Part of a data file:
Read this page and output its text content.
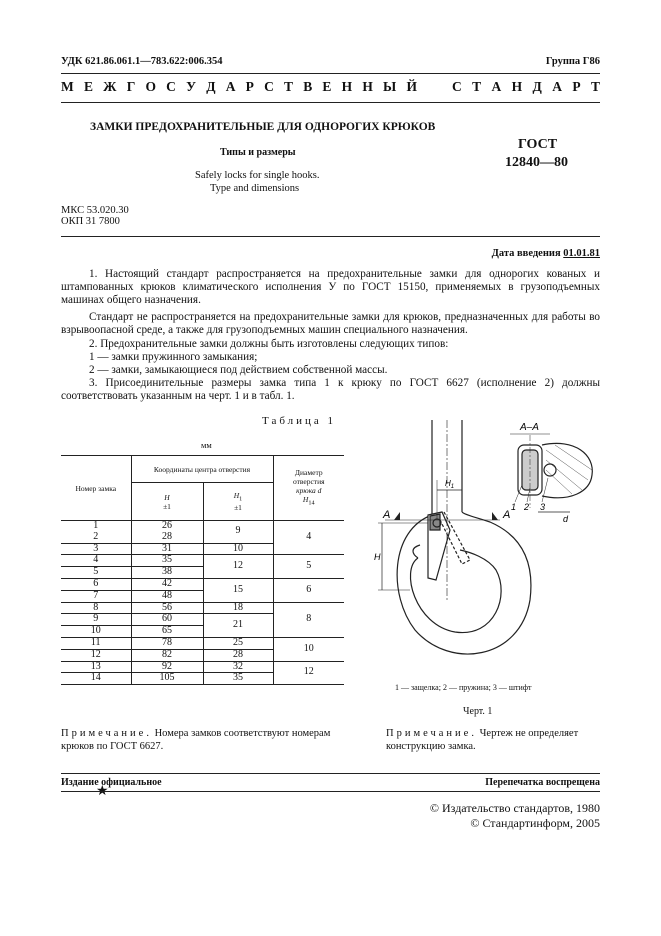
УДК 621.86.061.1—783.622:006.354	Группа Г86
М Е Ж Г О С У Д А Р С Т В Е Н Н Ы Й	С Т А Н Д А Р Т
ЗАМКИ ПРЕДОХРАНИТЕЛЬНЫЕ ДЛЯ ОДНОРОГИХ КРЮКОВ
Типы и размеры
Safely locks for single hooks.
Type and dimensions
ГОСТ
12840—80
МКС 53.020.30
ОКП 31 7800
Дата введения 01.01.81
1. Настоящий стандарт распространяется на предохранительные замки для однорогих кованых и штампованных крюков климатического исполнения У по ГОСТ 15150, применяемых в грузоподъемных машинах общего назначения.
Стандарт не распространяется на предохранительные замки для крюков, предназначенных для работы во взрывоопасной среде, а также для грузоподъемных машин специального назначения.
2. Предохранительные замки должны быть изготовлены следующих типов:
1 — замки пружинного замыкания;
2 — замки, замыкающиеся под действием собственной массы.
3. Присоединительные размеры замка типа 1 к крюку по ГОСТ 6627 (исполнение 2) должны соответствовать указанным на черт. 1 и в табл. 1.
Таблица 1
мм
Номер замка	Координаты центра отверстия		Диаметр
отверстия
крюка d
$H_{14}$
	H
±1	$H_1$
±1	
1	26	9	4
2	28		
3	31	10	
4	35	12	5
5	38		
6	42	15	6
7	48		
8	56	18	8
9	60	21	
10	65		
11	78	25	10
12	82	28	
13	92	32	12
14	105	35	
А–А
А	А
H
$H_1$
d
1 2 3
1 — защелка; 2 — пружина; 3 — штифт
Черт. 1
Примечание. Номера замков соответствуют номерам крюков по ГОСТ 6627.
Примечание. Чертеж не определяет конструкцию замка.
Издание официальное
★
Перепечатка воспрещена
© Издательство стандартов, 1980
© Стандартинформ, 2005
* * *
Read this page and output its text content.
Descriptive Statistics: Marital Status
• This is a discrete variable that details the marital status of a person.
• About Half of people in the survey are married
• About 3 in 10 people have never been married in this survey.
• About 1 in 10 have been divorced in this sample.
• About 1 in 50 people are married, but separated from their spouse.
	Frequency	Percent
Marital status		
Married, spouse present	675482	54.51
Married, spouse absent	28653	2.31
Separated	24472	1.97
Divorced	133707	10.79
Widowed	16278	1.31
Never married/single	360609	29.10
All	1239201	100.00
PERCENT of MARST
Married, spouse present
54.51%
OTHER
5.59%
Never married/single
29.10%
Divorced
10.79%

### PROBLEM DETAILS
Collect each line containing the string "spouse".

### RESULT OF THE EXERCISE
• About 1 in 50 people are married, but separated from their spouse.
Married, spouse present	675482	54.51
Married, spouse absent	28653	2.31
Married, spouse present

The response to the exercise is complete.